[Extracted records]

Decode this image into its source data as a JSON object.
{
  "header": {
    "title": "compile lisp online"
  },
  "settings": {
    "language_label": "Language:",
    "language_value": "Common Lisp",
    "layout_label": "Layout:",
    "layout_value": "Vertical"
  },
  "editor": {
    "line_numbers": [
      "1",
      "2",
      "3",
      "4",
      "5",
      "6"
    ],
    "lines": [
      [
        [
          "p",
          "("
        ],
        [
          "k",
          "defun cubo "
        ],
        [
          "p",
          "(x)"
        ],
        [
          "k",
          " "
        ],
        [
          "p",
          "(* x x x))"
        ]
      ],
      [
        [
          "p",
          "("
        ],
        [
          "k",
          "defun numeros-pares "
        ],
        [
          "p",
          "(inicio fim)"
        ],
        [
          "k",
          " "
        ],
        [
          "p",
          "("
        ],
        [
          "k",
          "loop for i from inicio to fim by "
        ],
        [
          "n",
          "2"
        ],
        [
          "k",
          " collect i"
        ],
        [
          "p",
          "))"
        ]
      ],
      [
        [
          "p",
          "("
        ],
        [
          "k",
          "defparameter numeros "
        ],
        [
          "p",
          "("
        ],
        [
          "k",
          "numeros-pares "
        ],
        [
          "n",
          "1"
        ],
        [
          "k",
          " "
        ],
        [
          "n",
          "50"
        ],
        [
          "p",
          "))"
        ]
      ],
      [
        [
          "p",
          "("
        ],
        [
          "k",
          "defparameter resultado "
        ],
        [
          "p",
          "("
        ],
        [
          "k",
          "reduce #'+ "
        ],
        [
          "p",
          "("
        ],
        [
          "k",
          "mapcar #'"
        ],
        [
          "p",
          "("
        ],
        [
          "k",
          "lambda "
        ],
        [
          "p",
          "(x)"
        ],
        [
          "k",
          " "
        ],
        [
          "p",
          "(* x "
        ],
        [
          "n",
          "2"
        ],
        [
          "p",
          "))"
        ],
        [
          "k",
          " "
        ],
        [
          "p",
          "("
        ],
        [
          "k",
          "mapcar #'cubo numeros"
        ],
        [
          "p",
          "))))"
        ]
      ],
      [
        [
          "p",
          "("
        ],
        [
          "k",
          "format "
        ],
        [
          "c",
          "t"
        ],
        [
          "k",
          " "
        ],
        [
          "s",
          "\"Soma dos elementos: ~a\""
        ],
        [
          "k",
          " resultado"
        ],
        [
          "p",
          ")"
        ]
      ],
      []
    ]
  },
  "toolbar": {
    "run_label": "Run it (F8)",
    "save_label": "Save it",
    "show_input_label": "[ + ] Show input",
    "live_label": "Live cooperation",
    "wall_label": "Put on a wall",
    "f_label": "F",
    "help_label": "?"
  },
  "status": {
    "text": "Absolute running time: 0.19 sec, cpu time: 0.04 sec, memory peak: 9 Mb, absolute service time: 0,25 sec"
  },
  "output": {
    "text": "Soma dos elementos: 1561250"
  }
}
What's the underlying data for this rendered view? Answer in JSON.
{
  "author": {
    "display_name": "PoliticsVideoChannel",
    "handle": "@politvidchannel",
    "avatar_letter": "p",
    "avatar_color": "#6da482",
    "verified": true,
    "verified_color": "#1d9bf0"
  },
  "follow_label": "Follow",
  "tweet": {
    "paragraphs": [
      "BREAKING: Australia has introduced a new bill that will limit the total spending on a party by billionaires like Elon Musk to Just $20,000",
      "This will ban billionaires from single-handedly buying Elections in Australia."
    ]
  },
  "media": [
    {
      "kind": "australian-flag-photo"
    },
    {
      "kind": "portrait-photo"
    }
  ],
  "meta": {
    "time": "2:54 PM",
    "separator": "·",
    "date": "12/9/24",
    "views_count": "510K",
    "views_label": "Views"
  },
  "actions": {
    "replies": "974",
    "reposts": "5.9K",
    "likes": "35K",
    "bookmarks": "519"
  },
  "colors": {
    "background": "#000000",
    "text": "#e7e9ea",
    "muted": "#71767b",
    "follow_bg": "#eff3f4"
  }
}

==

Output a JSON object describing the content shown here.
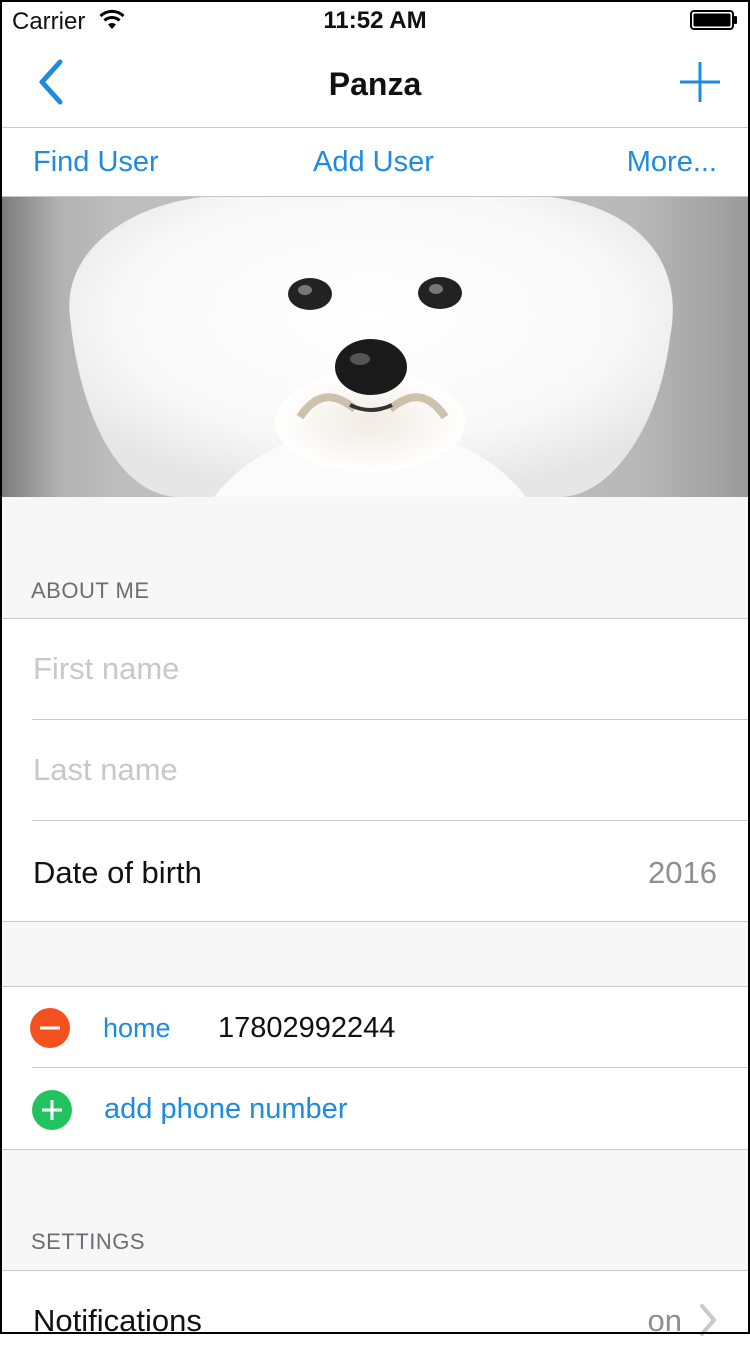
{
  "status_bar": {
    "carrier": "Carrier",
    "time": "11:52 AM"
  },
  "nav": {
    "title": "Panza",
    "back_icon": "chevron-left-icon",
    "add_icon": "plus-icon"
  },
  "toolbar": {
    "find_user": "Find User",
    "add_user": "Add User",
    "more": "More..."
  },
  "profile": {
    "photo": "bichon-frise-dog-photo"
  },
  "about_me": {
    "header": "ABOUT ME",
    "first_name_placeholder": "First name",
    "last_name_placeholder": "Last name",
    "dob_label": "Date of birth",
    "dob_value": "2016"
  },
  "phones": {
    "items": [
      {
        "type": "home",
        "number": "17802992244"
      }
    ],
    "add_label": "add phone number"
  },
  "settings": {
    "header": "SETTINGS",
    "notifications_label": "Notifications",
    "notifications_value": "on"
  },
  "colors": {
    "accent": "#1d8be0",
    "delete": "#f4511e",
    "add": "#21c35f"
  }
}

...

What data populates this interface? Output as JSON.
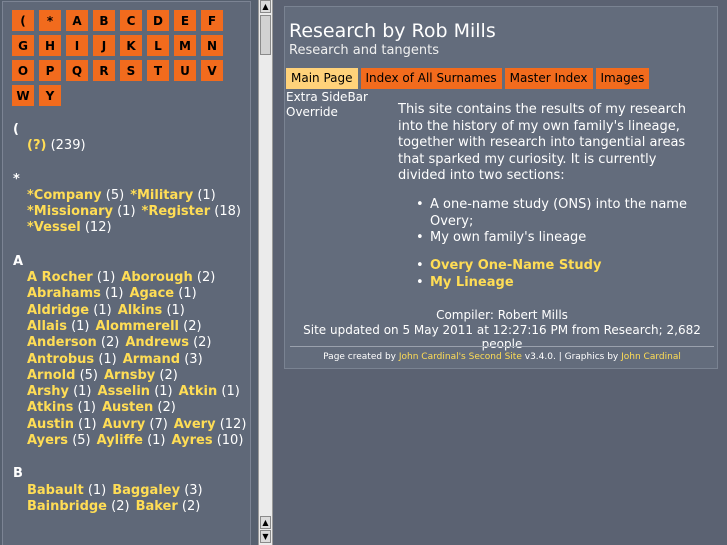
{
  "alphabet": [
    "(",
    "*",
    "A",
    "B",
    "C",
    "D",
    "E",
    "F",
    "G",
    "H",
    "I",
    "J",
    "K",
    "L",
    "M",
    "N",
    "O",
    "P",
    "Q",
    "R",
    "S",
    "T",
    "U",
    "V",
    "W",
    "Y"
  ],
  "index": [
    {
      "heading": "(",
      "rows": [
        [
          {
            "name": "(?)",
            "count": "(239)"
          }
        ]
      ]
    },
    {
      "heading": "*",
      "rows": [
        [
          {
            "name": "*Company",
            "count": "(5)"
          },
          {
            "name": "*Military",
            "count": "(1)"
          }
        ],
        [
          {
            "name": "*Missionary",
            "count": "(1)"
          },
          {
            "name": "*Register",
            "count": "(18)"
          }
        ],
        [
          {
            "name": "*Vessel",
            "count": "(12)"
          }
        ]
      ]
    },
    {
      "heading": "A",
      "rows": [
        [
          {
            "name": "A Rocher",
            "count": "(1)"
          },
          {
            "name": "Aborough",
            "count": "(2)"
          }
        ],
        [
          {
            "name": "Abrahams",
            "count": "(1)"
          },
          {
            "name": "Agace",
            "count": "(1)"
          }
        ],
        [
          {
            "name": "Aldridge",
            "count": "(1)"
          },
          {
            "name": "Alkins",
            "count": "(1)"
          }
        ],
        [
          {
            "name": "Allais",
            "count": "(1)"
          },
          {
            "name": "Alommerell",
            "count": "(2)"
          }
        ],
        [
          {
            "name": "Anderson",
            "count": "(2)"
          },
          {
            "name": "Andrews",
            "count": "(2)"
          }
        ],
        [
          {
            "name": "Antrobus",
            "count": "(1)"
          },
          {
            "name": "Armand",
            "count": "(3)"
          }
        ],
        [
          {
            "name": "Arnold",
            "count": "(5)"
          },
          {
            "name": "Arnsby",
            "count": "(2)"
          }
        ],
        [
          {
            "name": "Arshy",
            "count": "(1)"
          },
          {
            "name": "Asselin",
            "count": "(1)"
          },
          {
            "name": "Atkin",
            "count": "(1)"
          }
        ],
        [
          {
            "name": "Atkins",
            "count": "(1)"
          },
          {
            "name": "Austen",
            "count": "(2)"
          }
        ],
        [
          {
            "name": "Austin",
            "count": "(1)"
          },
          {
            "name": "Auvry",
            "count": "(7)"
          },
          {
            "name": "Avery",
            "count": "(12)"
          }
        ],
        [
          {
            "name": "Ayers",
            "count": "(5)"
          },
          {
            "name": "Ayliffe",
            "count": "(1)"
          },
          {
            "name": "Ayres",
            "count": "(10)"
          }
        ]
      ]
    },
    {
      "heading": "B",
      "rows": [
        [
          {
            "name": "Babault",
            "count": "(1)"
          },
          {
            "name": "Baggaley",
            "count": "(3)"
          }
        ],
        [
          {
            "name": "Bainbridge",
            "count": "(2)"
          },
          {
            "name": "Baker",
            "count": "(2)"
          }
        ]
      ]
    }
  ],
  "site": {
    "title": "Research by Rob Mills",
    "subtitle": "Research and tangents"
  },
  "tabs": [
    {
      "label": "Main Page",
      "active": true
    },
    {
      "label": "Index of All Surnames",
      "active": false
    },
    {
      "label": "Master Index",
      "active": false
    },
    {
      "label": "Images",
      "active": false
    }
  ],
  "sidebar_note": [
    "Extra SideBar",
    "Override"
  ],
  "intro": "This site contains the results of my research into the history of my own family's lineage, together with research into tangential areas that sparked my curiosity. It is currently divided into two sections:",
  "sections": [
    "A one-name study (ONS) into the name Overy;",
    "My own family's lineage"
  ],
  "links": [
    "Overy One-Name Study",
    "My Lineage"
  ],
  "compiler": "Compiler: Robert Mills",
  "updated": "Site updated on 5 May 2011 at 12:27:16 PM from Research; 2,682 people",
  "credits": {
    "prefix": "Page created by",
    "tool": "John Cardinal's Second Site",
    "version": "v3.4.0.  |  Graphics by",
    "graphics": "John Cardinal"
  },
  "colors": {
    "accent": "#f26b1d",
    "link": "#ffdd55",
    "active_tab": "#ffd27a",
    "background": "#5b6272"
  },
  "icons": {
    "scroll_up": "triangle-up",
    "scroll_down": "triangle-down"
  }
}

» **PROBLEM REQUIREMENTS**: Collect every line with the string "numeros" from the records, and copy each.

» **SOLUTION FOR THIS TASK**:
          "defun numeros-pares "
          "defparameter numeros "
          "numeros-pares "
          "mapcar #'cubo numeros"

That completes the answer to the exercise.